**Collected data**

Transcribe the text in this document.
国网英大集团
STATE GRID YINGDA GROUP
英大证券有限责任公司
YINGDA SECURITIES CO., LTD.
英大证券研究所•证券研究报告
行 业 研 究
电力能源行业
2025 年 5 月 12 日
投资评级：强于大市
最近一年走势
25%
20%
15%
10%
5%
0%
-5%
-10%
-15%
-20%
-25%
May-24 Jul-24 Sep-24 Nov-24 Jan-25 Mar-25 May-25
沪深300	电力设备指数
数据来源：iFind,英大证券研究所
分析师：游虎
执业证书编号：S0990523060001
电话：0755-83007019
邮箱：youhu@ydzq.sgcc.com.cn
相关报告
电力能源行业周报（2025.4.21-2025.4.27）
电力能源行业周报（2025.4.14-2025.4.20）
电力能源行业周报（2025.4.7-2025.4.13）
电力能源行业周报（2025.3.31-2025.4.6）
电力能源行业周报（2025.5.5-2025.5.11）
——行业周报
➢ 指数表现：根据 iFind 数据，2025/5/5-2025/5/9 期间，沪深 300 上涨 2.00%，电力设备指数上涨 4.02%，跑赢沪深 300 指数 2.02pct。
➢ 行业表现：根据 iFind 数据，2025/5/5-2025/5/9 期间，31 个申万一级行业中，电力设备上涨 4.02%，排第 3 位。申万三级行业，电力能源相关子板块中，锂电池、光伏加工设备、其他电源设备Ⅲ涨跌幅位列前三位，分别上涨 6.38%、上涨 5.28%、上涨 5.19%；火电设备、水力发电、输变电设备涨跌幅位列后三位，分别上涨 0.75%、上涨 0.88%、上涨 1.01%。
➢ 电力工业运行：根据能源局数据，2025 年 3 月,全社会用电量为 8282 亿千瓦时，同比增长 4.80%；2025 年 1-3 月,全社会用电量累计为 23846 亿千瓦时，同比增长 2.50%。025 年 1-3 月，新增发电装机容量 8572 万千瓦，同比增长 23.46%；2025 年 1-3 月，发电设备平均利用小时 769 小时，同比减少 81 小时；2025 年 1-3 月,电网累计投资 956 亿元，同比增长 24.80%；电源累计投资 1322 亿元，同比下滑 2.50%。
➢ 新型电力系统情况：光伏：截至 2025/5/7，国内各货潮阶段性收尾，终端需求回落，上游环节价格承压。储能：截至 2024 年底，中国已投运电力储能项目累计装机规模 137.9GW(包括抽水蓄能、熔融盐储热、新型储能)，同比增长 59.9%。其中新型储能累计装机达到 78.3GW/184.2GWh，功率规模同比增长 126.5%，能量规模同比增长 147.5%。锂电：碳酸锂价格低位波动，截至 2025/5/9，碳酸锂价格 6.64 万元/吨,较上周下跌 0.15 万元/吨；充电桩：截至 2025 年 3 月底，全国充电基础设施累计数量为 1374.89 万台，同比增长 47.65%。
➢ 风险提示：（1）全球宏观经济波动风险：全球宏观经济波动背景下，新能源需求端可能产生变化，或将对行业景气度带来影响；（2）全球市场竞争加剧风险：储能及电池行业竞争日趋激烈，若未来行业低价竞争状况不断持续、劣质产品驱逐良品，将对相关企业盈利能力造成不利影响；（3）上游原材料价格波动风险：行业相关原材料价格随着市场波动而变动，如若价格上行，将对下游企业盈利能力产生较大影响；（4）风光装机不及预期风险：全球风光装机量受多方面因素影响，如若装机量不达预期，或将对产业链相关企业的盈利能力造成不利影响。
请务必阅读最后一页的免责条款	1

**Exercise**
Retype the entries one by one, exactly.

**Written answer**
Transcribe the text in this document.
国网英大集团
STATE GRID YINGDA GROUP
英大证券有限责任公司
YINGDA SECURITIES CO., LTD.
英大证券研究所•证券研究报告
行 业 研 究
电力能源行业
2025 年 5 月 12 日
投资评级：强于大市
最近一年走势
25%
20%
15%
10%
5%
0%
-5%
-10%
-15%
-20%
-25%
May-24 Jul-24 Sep-24 Nov-24 Jan-25 Mar-25 May-25
沪深300	电力设备指数
数据来源：iFind,英大证券研究所
分析师：游虎
执业证书编号：S0990523060001
电话：0755-83007019
邮箱：youhu@ydzq.sgcc.com.cn
相关报告
电力能源行业周报（2025.4.21-2025.4.27）
电力能源行业周报（2025.4.14-2025.4.20）
电力能源行业周报（2025.4.7-2025.4.13）
电力能源行业周报（2025.3.31-2025.4.6）
电力能源行业周报（2025.5.5-2025.5.11）
——行业周报
➢ 指数表现：根据 iFind 数据，2025/5/5-2025/5/9 期间，沪深 300 上涨 2.00%，电力设备指数上涨 4.02%，跑赢沪深 300 指数 2.02pct。
➢ 行业表现：根据 iFind 数据，2025/5/5-2025/5/9 期间，31 个申万一级行业中，电力设备上涨 4.02%，排第 3 位。申万三级行业，电力能源相关子板块中，锂电池、光伏加工设备、其他电源设备Ⅲ涨跌幅位列前三位，分别上涨 6.38%、上涨 5.28%、上涨 5.19%；火电设备、水力发电、输变电设备涨跌幅位列后三位，分别上涨 0.75%、上涨 0.88%、上涨 1.01%。
➢ 电力工业运行：根据能源局数据，2025 年 3 月,全社会用电量为 8282 亿千瓦时，同比增长 4.80%；2025 年 1-3 月,全社会用电量累计为 23846 亿千瓦时，同比增长 2.50%。025 年 1-3 月，新增发电装机容量 8572 万千瓦，同比增长 23.46%；2025 年 1-3 月，发电设备平均利用小时 769 小时，同比减少 81 小时；2025 年 1-3 月,电网累计投资 956 亿元，同比增长 24.80%；电源累计投资 1322 亿元，同比下滑 2.50%。
➢ 新型电力系统情况：光伏：截至 2025/5/7，国内各货潮阶段性收尾，终端需求回落，上游环节价格承压。储能：截至 2024 年底，中国已投运电力储能项目累计装机规模 137.9GW(包括抽水蓄能、熔融盐储热、新型储能)，同比增长 59.9%。其中新型储能累计装机达到 78.3GW/184.2GWh，功率规模同比增长 126.5%，能量规模同比增长 147.5%。锂电：碳酸锂价格低位波动，截至 2025/5/9，碳酸锂价格 6.64 万元/吨,较上周下跌 0.15 万元/吨；充电桩：截至 2025 年 3 月底，全国充电基础设施累计数量为 1374.89 万台，同比增长 47.65%。
➢ 风险提示：（1）全球宏观经济波动风险：全球宏观经济波动背景下，新能源需求端可能产生变化，或将对行业景气度带来影响；（2）全球市场竞争加剧风险：储能及电池行业竞争日趋激烈，若未来行业低价竞争状况不断持续、劣质产品驱逐良品，将对相关企业盈利能力造成不利影响；（3）上游原材料价格波动风险：行业相关原材料价格随着市场波动而变动，如若价格上行，将对下游企业盈利能力产生较大影响；（4）风光装机不及预期风险：全球风光装机量受多方面因素影响，如若装机量不达预期，或将对产业链相关企业的盈利能力造成不利影响。
请务必阅读最后一页的免责条款	1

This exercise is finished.